Annotated element listings:
## start

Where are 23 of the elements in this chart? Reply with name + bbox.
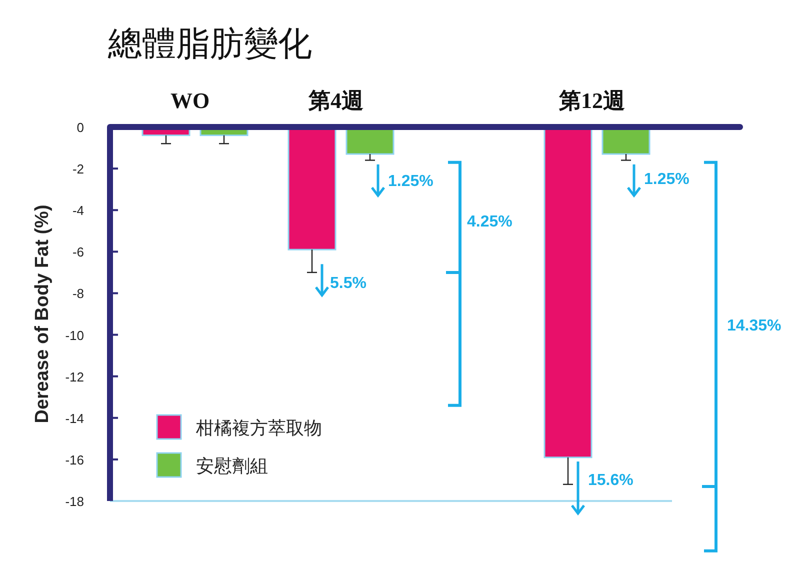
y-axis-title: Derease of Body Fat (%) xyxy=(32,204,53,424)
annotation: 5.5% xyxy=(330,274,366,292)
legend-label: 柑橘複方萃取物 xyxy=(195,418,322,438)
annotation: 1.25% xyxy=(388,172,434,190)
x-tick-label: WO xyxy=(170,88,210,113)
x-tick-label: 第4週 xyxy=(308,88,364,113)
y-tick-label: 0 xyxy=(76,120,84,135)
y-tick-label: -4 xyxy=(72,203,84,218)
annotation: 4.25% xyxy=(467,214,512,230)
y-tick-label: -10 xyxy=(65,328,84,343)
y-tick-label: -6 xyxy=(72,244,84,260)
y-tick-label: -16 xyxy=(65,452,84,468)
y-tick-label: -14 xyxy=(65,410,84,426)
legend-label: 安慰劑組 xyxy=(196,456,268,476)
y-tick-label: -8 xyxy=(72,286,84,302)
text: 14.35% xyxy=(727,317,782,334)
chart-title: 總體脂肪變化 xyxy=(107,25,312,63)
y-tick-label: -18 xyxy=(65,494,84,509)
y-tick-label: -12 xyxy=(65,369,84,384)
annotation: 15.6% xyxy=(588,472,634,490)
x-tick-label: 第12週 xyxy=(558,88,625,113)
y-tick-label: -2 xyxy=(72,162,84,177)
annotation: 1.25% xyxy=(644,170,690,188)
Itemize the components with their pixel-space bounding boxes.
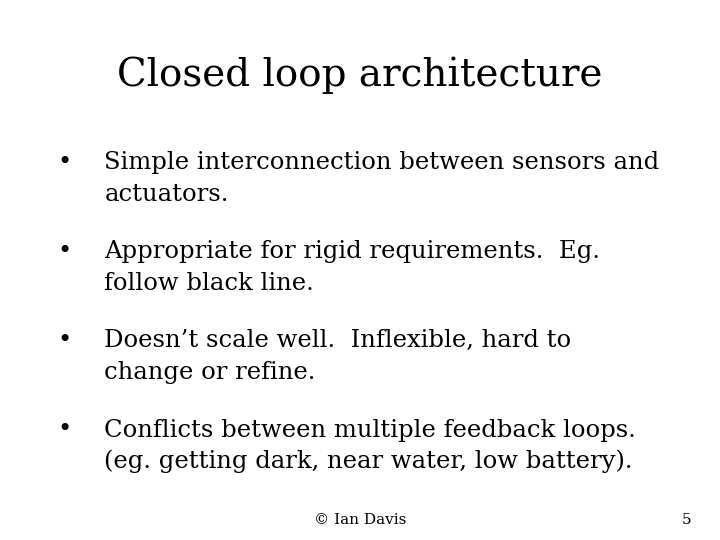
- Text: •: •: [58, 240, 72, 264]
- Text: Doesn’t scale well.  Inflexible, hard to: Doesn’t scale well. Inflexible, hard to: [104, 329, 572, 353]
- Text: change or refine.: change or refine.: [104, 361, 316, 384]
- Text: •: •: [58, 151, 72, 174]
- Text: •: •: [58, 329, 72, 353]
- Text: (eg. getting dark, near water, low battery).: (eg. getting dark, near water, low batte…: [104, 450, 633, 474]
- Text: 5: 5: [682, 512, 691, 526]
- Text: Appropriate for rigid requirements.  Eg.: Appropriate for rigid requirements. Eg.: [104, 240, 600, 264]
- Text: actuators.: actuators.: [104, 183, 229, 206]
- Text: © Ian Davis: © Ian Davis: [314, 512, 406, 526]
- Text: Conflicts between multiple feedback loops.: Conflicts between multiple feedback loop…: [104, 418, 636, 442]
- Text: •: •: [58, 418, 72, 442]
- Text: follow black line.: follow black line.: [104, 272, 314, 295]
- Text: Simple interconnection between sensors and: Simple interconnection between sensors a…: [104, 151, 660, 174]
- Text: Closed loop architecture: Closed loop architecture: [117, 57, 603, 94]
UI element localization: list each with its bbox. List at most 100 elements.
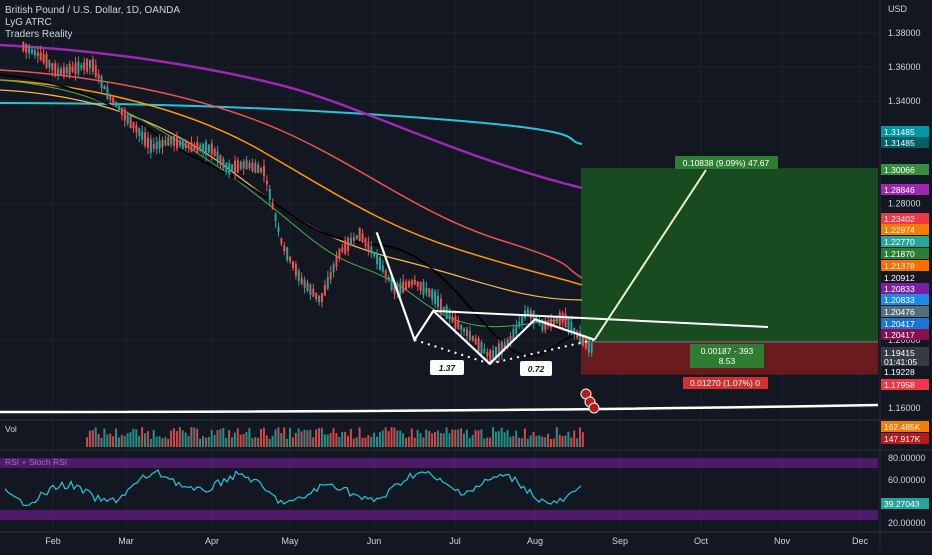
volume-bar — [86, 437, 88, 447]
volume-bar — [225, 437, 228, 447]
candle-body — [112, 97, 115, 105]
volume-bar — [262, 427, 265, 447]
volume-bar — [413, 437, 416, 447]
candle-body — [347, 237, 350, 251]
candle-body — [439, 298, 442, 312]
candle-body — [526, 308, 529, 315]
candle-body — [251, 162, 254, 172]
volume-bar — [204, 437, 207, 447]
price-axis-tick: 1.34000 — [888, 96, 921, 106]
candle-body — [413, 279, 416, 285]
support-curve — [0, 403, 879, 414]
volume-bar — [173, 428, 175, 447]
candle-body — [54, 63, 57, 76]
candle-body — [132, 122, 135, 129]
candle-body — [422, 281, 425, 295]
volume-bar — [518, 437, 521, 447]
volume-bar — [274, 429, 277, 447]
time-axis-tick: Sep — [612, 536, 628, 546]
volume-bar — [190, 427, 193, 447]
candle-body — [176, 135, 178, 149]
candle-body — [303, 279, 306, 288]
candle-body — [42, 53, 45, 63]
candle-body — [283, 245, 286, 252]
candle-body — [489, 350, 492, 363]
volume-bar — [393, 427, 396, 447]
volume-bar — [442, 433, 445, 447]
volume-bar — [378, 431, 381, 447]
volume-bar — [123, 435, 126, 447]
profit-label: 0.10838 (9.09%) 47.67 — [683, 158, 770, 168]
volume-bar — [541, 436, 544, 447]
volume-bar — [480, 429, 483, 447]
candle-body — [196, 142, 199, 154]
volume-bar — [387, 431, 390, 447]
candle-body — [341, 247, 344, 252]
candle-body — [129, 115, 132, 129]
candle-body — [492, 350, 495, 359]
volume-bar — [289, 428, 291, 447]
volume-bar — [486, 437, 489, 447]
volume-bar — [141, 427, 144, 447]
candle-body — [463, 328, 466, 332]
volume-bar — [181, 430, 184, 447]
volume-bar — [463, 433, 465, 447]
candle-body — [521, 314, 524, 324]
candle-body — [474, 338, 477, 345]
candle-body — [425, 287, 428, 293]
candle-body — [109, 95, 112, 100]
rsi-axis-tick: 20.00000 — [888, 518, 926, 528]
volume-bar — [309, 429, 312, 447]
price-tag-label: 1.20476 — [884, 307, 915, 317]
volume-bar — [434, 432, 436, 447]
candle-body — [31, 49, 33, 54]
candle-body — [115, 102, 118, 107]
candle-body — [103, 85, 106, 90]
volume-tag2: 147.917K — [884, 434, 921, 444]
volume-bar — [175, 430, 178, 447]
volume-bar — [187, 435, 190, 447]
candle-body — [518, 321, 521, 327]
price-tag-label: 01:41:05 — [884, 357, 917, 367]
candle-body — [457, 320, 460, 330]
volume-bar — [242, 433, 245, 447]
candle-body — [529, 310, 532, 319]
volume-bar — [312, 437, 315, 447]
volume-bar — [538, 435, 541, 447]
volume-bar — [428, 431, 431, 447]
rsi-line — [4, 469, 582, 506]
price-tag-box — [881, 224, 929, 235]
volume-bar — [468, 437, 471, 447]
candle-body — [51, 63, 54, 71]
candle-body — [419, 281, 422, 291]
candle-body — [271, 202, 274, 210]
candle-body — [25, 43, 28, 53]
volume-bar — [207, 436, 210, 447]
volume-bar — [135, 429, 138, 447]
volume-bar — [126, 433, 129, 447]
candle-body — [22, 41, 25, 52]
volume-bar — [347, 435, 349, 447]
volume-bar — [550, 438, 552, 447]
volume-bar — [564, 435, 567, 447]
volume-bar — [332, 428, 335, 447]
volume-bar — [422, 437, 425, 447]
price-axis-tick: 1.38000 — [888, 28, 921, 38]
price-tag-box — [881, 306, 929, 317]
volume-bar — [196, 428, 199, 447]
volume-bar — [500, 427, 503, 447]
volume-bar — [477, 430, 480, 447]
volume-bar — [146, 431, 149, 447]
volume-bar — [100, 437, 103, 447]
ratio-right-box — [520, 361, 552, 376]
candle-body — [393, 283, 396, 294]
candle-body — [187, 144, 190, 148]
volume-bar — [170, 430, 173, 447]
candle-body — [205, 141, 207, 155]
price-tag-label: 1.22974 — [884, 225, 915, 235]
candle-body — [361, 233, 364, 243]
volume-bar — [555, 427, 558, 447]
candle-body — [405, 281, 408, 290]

## end

*Requirement:* Change "pixel-space bounding boxes" to "pixel-coordinate boxes" everywhere in the lines above, keeping everything else the same. Omit the pictures from your answer.

*Solution to this exercise:*
Where are 23 of the elements in this chart? Reply with name + bbox.
y-axis-title: Derease of Body Fat (%) xyxy=(32,204,53,424)
annotation: 5.5% xyxy=(330,274,366,292)
legend-label: 柑橘複方萃取物 xyxy=(195,418,322,438)
annotation: 1.25% xyxy=(388,172,434,190)
x-tick-label: WO xyxy=(170,88,210,113)
x-tick-label: 第4週 xyxy=(308,88,364,113)
y-tick-label: 0 xyxy=(76,120,84,135)
y-tick-label: -4 xyxy=(72,203,84,218)
annotation: 4.25% xyxy=(467,214,512,230)
y-tick-label: -10 xyxy=(65,328,84,343)
y-tick-label: -6 xyxy=(72,244,84,260)
y-tick-label: -16 xyxy=(65,452,84,468)
y-tick-label: -14 xyxy=(65,410,84,426)
legend-label: 安慰劑組 xyxy=(196,456,268,476)
y-tick-label: -8 xyxy=(72,286,84,302)
text: 14.35% xyxy=(727,317,782,334)
chart-title: 總體脂肪變化 xyxy=(107,25,312,63)
y-tick-label: -18 xyxy=(65,494,84,509)
y-tick-label: -12 xyxy=(65,369,84,384)
annotation: 15.6% xyxy=(588,472,634,490)
x-tick-label: 第12週 xyxy=(558,88,625,113)
y-tick-label: -2 xyxy=(72,162,84,177)
annotation: 1.25% xyxy=(644,170,690,188)
Itemize the components with their pixel-coordinate boxes.
- Text: •: •: [58, 240, 72, 264]
- Text: Doesn’t scale well.  Inflexible, hard to: Doesn’t scale well. Inflexible, hard to: [104, 329, 572, 353]
- Text: change or refine.: change or refine.: [104, 361, 316, 384]
- Text: •: •: [58, 151, 72, 174]
- Text: •: •: [58, 329, 72, 353]
- Text: (eg. getting dark, near water, low battery).: (eg. getting dark, near water, low batte…: [104, 450, 633, 474]
- Text: 5: 5: [682, 512, 691, 526]
- Text: Appropriate for rigid requirements.  Eg.: Appropriate for rigid requirements. Eg.: [104, 240, 600, 264]
- Text: actuators.: actuators.: [104, 183, 229, 206]
- Text: © Ian Davis: © Ian Davis: [314, 512, 406, 526]
- Text: Conflicts between multiple feedback loops.: Conflicts between multiple feedback loop…: [104, 418, 636, 442]
- Text: •: •: [58, 418, 72, 442]
- Text: follow black line.: follow black line.: [104, 272, 314, 295]
- Text: Simple interconnection between sensors and: Simple interconnection between sensors a…: [104, 151, 660, 174]
- Text: Closed loop architecture: Closed loop architecture: [117, 57, 603, 94]
UI element localization: list each with its bbox. List at most 100 elements.
volume-bar — [86, 437, 88, 447]
volume-bar — [225, 437, 228, 447]
candle-body — [112, 97, 115, 105]
volume-bar — [262, 427, 265, 447]
volume-bar — [413, 437, 416, 447]
candle-body — [347, 237, 350, 251]
candle-body — [439, 298, 442, 312]
candle-body — [526, 308, 529, 315]
candle-body — [251, 162, 254, 172]
volume-bar — [204, 437, 207, 447]
price-axis-tick: 1.34000 — [888, 96, 921, 106]
candle-body — [413, 279, 416, 285]
support-curve — [0, 403, 879, 414]
volume-bar — [173, 428, 175, 447]
candle-body — [54, 63, 57, 76]
candle-body — [132, 122, 135, 129]
candle-body — [422, 281, 425, 295]
volume-bar — [518, 437, 521, 447]
volume-bar — [274, 429, 277, 447]
time-axis-tick: Sep — [612, 536, 628, 546]
volume-bar — [190, 427, 193, 447]
candle-body — [176, 135, 178, 149]
candle-body — [303, 279, 306, 288]
candle-body — [42, 53, 45, 63]
candle-body — [283, 245, 286, 252]
candle-body — [489, 350, 492, 363]
volume-bar — [393, 427, 396, 447]
volume-bar — [442, 433, 445, 447]
volume-bar — [378, 431, 381, 447]
volume-bar — [123, 435, 126, 447]
profit-label: 0.10838 (9.09%) 47.67 — [683, 158, 770, 168]
volume-bar — [541, 436, 544, 447]
volume-bar — [480, 429, 483, 447]
candle-body — [196, 142, 199, 154]
volume-bar — [387, 431, 390, 447]
candle-body — [341, 247, 344, 252]
candle-body — [129, 115, 132, 129]
candle-body — [492, 350, 495, 359]
volume-bar — [289, 428, 291, 447]
volume-bar — [486, 437, 489, 447]
volume-bar — [141, 427, 144, 447]
candle-body — [463, 328, 466, 332]
volume-bar — [181, 430, 184, 447]
volume-bar — [463, 433, 465, 447]
candle-body — [521, 314, 524, 324]
candle-body — [474, 338, 477, 345]
candle-body — [425, 287, 428, 293]
candle-body — [109, 95, 112, 100]
rsi-axis-tick: 20.00000 — [888, 518, 926, 528]
volume-bar — [309, 429, 312, 447]
price-tag-label: 1.20476 — [884, 307, 915, 317]
volume-bar — [434, 432, 436, 447]
candle-body — [31, 49, 33, 54]
candle-body — [115, 102, 118, 107]
candle-body — [103, 85, 106, 90]
volume-tag2: 147.917K — [884, 434, 921, 444]
volume-bar — [175, 430, 178, 447]
volume-bar — [187, 435, 190, 447]
candle-body — [518, 321, 521, 327]
price-tag-label: 01:41:05 — [884, 357, 917, 367]
candle-body — [457, 320, 460, 330]
volume-bar — [242, 433, 245, 447]
candle-body — [529, 310, 532, 319]
volume-bar — [312, 437, 315, 447]
volume-bar — [538, 435, 541, 447]
volume-bar — [428, 431, 431, 447]
rsi-line — [4, 469, 582, 506]
price-tag-box — [881, 224, 929, 235]
volume-bar — [468, 437, 471, 447]
candle-body — [51, 63, 54, 71]
candle-body — [419, 281, 422, 291]
candle-body — [271, 202, 274, 210]
candle-body — [25, 43, 28, 53]
volume-bar — [207, 436, 210, 447]
volume-bar — [135, 429, 138, 447]
volume-bar — [126, 433, 129, 447]
candle-body — [22, 41, 25, 52]
volume-bar — [347, 435, 349, 447]
volume-bar — [550, 438, 552, 447]
volume-bar — [564, 435, 567, 447]
volume-bar — [332, 428, 335, 447]
volume-bar — [422, 437, 425, 447]
price-axis-tick: 1.38000 — [888, 28, 921, 38]
price-tag-box — [881, 306, 929, 317]
volume-bar — [196, 428, 199, 447]
volume-bar — [500, 427, 503, 447]
volume-bar — [477, 430, 480, 447]
volume-bar — [146, 431, 149, 447]
volume-bar — [100, 437, 103, 447]
ratio-right-box — [520, 361, 552, 376]
candle-body — [393, 283, 396, 294]
candle-body — [187, 144, 190, 148]
volume-bar — [170, 430, 173, 447]
candle-body — [205, 141, 207, 155]
price-tag-label: 1.22974 — [884, 225, 915, 235]
candle-body — [361, 233, 364, 243]
volume-bar — [555, 427, 558, 447]
candle-body — [405, 281, 408, 290]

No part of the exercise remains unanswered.